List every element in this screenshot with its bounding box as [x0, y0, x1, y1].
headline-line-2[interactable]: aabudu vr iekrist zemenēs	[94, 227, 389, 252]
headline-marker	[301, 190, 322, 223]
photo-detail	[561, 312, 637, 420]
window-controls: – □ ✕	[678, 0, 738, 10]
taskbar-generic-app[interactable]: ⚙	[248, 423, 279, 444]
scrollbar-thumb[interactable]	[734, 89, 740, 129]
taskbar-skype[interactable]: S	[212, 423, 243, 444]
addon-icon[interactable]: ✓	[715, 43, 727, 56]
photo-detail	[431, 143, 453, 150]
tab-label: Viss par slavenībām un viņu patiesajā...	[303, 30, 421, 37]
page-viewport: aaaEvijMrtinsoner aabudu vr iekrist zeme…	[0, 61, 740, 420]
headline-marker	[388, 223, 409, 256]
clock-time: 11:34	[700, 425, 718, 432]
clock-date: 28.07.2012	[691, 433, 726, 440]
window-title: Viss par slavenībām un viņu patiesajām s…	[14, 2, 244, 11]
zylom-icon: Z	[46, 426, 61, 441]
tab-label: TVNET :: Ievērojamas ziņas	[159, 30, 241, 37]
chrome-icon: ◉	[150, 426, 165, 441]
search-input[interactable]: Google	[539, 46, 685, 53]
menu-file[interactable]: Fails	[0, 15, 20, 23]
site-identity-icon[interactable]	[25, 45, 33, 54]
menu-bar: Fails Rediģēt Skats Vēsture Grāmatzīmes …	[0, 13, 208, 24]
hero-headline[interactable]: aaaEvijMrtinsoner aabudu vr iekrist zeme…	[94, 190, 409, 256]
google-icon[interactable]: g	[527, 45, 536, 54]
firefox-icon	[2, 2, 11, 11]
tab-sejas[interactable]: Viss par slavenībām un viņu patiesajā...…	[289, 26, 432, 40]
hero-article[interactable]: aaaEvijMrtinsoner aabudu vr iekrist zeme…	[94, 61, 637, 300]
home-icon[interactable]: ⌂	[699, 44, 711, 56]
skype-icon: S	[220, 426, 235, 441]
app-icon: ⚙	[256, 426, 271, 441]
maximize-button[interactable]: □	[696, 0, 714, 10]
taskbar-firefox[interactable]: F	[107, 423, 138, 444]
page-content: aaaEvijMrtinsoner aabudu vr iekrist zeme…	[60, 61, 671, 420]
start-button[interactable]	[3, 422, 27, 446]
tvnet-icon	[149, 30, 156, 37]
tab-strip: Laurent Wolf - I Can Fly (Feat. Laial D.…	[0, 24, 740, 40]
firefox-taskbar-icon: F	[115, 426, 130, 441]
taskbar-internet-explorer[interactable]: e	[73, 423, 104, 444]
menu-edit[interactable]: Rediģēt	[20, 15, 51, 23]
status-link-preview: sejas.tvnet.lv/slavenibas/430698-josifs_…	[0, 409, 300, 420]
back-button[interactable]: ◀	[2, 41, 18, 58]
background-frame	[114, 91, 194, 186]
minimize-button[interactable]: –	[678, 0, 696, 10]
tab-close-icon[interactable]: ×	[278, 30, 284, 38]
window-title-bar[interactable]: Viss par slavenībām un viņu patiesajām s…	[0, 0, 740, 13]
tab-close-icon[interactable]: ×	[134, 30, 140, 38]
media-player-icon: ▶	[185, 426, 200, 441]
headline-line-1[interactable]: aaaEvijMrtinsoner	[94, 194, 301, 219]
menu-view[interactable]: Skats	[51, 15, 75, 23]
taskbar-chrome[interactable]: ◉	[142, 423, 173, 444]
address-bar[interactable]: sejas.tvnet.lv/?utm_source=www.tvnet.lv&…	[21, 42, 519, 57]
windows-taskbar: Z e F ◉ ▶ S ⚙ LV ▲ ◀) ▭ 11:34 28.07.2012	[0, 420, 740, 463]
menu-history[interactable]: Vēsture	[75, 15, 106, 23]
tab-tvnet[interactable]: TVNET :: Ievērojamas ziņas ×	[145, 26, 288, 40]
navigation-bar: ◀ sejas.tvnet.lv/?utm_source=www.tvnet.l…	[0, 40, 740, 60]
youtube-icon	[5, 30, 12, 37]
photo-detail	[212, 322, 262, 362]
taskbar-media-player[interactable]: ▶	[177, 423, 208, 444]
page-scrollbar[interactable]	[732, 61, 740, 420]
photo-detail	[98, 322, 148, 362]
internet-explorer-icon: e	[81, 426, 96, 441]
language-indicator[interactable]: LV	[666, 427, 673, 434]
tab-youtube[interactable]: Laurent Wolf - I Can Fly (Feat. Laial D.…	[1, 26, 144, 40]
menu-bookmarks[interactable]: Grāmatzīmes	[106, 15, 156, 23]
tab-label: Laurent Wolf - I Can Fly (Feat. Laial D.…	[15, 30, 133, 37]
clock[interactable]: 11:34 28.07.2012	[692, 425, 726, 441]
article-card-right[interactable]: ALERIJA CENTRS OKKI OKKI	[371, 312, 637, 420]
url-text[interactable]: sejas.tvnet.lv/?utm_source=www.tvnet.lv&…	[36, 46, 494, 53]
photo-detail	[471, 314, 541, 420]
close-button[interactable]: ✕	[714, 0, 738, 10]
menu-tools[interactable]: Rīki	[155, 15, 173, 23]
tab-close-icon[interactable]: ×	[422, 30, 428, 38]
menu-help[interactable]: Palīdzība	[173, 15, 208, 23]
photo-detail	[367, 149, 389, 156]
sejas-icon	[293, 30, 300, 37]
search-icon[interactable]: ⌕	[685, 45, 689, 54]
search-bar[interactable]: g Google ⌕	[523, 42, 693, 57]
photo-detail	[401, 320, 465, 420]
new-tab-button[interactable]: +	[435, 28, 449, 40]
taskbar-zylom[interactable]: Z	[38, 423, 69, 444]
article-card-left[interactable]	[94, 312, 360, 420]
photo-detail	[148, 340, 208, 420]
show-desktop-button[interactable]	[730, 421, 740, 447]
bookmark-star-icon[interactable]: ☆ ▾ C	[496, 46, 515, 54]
--
_WRITTEN REQUEST_:
List each line in the items above that contains the string "chrome". Only matches with the same case count.

_SOLUTION TO THE EXERCISE_:
chrome-icon: ◉	[150, 426, 165, 441]
taskbar-chrome[interactable]: ◉	[142, 423, 173, 444]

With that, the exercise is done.